What needs to be done - List each line of the data that holds the string "this", please.

____ Data entries

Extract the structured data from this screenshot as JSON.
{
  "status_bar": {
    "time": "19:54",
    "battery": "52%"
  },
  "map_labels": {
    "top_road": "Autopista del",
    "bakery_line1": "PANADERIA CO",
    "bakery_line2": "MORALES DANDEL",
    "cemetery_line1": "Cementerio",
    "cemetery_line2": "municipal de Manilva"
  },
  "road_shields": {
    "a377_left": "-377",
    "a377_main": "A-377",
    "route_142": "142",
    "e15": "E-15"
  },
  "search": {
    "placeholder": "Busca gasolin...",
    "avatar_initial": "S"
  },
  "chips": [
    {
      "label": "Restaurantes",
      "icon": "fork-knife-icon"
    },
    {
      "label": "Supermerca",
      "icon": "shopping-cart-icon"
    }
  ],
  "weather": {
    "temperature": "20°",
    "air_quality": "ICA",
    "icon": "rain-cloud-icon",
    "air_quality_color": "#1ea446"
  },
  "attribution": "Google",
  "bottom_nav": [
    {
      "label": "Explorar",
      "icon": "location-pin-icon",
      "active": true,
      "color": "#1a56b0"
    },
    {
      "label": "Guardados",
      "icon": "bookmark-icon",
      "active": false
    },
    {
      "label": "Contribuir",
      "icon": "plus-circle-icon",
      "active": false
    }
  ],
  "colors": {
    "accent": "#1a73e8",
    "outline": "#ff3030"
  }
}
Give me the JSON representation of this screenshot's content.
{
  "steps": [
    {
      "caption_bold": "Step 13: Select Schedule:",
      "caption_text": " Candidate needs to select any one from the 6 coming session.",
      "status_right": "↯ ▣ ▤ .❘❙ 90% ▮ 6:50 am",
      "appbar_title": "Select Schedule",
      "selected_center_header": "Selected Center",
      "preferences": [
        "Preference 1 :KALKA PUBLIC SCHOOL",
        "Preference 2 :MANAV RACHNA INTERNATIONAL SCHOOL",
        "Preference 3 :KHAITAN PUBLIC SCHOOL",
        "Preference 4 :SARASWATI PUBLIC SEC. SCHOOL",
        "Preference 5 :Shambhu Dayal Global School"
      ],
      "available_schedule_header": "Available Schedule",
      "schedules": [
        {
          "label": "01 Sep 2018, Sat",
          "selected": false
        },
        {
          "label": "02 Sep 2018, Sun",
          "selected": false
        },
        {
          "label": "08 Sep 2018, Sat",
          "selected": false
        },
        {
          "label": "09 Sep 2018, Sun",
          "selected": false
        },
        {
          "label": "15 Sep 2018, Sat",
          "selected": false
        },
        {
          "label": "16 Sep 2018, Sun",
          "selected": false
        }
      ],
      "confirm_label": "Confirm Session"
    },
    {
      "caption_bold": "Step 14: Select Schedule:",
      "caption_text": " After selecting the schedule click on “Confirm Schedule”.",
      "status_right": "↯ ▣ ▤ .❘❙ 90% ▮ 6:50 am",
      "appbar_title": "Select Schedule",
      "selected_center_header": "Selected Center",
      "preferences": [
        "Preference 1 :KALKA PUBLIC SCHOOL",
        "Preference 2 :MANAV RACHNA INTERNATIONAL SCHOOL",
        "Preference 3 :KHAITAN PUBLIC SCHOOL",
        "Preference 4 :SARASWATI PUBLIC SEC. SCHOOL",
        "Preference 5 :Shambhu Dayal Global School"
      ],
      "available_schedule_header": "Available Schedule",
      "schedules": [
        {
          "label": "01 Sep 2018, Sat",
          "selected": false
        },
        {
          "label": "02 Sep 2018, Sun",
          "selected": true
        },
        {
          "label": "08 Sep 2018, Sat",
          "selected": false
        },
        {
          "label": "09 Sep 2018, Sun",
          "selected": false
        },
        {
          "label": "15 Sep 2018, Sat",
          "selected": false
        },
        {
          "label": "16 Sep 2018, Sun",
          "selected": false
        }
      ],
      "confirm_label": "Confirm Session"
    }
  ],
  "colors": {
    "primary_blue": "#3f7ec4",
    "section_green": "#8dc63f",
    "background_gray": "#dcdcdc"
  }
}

________

Task answer -
Extract the structured data from this screenshot as JSON.
Give me the JSON representation of this screenshot's content.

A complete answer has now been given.